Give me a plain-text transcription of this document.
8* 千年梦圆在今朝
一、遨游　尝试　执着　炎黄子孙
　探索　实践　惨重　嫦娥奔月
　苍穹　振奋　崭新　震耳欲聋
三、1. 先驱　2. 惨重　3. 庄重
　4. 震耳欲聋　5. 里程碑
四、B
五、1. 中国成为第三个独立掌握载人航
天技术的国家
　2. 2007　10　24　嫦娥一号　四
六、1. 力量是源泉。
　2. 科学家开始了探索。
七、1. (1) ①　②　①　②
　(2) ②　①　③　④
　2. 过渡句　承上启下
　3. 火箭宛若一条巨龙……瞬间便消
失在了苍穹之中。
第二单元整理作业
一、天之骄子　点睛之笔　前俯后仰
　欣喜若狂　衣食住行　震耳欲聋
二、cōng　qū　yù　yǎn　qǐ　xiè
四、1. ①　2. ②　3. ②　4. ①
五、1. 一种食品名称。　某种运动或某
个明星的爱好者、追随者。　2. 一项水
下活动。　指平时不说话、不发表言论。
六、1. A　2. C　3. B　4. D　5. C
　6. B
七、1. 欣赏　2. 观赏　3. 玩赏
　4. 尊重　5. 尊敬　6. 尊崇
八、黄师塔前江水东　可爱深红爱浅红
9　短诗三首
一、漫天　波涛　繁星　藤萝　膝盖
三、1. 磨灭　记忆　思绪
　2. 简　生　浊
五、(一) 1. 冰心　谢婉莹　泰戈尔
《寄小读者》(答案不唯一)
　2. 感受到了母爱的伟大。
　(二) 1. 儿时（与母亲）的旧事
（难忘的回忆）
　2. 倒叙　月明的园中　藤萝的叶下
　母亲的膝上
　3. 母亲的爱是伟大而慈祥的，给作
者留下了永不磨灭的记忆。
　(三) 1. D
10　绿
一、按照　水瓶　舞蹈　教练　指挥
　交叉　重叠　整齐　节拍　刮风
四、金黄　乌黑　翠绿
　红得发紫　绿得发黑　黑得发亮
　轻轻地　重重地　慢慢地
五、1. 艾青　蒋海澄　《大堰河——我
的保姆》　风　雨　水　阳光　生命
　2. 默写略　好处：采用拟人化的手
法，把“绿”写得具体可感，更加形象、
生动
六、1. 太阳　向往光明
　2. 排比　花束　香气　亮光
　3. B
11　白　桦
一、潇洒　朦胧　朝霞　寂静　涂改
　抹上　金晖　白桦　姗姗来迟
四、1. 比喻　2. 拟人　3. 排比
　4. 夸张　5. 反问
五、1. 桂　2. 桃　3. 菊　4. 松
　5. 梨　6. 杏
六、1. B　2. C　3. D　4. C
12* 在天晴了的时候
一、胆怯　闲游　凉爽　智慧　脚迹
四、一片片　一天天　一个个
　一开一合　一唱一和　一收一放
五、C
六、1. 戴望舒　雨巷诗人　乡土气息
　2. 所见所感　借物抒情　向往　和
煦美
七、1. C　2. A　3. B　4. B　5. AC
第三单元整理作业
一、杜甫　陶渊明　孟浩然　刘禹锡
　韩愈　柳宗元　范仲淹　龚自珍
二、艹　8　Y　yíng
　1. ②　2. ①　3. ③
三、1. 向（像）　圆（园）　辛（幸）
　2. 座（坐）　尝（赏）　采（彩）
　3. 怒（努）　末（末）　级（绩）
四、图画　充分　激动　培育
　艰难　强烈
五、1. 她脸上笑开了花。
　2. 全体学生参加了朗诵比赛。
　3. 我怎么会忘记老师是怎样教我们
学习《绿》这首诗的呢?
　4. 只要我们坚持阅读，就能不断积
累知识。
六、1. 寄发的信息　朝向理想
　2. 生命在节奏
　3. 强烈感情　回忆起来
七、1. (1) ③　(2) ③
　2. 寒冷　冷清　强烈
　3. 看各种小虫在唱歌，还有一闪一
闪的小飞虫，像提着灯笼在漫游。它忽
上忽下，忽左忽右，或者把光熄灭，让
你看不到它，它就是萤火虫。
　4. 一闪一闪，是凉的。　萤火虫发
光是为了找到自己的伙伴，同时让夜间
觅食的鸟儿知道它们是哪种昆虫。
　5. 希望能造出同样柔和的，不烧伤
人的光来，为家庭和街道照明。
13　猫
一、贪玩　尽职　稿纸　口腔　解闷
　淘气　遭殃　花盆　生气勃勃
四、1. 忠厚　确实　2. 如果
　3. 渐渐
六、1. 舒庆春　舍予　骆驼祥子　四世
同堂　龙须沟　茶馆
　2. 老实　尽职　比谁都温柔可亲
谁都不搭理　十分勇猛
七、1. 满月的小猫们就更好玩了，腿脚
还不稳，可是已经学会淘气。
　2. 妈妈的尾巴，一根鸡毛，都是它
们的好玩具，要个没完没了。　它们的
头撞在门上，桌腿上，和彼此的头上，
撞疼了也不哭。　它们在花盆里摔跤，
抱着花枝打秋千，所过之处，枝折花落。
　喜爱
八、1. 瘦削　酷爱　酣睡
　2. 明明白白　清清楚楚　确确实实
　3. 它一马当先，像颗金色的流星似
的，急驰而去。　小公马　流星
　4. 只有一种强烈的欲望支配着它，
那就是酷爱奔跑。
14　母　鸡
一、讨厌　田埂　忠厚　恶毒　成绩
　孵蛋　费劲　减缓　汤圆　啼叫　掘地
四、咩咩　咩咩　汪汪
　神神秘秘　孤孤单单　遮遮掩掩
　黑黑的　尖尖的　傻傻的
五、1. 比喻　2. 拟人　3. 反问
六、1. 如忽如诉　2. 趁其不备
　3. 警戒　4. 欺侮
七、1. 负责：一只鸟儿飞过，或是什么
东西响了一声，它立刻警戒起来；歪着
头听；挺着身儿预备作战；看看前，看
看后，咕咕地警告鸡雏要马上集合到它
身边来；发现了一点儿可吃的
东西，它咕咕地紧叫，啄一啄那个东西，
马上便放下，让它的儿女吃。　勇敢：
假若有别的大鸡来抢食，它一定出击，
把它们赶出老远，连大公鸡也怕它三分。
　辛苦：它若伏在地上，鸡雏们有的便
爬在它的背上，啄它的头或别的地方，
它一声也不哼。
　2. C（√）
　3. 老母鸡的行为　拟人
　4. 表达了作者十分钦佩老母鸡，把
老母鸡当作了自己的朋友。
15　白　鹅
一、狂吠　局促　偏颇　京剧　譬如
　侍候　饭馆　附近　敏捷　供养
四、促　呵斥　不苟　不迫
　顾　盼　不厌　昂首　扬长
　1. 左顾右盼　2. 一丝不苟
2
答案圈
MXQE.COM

▶ _AIM OF THE TASK_
Locate the word "震耳欲聋" in the entries, and copy every line where it is found.

▶ _SOLUTION FOR THIS PROBLEM_
　苍穹　振奋　崭新　震耳欲聋
　4. 震耳欲聋　5. 里程碑
　欣喜若狂　衣食住行　震耳欲聋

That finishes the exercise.